• Given records:
========================================

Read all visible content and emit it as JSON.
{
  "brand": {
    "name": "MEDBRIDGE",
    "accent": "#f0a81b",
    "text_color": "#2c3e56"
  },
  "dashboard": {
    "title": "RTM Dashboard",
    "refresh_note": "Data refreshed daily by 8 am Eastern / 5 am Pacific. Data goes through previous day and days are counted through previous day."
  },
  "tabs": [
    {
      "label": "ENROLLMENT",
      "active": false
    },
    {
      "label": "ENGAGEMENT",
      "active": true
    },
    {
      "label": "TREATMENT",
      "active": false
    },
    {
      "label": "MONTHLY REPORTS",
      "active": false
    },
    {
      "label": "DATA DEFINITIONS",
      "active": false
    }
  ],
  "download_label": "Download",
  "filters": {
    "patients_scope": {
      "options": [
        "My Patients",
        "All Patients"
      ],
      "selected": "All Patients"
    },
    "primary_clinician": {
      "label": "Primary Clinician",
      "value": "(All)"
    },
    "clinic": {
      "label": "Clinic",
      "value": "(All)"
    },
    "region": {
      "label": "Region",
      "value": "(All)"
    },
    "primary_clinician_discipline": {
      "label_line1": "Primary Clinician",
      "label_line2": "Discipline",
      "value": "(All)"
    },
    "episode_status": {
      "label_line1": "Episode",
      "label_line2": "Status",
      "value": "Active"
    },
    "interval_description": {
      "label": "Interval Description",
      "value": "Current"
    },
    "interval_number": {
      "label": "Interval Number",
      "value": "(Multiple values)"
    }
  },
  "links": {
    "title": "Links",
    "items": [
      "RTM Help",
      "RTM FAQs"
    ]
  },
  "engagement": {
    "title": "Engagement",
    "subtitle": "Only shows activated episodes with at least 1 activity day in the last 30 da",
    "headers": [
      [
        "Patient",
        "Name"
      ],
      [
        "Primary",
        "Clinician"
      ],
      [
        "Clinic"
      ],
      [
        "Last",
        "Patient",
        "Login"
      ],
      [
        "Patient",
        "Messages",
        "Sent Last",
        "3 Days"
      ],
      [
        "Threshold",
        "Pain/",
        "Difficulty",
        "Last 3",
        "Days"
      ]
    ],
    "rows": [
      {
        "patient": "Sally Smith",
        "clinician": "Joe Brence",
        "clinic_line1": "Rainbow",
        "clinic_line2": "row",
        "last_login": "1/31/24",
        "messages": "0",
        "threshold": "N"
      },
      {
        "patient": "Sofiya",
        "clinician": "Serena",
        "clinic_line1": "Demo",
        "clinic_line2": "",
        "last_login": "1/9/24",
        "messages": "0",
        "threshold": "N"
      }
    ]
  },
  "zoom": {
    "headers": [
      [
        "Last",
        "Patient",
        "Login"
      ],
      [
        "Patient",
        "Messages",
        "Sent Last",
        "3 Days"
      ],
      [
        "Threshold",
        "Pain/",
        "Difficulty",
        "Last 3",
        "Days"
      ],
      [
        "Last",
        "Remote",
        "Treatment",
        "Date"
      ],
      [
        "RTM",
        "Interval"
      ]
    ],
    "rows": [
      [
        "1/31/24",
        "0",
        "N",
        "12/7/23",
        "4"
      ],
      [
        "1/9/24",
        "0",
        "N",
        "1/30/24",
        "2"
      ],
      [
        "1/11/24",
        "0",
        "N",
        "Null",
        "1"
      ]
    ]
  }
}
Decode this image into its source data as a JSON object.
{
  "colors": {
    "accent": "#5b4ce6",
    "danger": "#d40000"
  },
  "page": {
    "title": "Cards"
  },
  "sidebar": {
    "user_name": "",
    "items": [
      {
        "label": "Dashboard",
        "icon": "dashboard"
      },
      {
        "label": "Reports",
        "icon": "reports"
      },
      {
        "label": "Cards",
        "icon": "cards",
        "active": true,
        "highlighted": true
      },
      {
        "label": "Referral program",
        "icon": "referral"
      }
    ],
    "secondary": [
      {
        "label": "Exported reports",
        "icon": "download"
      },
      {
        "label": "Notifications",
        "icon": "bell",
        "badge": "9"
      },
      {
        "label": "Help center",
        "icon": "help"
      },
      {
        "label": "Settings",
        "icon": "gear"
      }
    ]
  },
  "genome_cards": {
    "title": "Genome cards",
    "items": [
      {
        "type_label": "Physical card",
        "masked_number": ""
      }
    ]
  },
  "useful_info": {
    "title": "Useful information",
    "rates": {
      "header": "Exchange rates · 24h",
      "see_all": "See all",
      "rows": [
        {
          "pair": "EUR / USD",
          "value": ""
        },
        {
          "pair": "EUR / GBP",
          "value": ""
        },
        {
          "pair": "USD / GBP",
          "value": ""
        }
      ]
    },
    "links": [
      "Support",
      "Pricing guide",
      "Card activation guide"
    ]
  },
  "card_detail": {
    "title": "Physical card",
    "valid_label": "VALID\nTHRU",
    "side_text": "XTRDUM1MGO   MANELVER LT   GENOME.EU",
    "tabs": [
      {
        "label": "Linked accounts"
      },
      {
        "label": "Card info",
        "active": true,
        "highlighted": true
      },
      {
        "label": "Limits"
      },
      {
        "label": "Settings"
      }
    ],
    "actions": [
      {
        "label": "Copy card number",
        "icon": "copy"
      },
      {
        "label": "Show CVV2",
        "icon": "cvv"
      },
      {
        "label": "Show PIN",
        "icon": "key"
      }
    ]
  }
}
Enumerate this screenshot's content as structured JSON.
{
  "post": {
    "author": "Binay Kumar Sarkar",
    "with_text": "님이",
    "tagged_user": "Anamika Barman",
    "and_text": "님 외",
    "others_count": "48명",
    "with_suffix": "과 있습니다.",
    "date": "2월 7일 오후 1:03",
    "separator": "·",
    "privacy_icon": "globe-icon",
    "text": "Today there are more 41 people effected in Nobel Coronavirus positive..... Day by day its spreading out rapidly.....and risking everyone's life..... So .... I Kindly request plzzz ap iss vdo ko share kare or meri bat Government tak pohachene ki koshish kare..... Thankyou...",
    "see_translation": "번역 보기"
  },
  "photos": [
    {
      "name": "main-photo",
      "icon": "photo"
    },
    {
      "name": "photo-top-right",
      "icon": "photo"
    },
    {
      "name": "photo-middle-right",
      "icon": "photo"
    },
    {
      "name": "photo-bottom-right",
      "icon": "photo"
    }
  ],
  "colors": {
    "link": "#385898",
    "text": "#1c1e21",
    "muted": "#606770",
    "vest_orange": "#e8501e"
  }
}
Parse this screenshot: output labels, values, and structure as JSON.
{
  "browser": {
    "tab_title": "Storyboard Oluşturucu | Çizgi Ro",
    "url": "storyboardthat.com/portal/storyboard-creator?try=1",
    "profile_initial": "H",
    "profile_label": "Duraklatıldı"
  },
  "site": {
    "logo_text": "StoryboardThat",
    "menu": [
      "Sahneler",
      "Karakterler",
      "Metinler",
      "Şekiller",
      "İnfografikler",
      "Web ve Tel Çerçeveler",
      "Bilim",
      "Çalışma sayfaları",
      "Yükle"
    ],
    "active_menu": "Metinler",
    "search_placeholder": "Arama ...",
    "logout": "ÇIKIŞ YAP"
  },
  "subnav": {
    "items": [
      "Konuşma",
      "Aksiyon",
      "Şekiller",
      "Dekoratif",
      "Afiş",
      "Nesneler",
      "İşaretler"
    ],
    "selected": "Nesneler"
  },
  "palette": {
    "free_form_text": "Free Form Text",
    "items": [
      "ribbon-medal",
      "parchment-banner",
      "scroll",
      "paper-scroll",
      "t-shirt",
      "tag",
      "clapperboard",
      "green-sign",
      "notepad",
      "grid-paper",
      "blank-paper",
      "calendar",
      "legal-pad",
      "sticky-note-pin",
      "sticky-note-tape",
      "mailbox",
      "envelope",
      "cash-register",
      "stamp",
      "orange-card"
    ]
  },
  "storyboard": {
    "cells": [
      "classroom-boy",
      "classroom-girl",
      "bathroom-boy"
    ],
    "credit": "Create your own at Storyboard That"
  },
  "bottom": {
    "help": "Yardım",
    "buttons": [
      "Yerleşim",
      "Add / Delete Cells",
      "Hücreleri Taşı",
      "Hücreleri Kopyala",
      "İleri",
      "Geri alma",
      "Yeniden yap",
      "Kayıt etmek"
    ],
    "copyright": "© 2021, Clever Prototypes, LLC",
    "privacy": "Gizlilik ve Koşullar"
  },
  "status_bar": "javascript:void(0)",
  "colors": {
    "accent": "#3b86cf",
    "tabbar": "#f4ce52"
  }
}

========================================

• Task objective:
Each line holding "JSON" should be copied from the material above.

• Output:
Read all visible content and emit it as JSON.
Decode this image into its source data as a JSON object.
Enumerate this screenshot's content as structured JSON.
Parse this screenshot: output labels, values, and structure as JSON.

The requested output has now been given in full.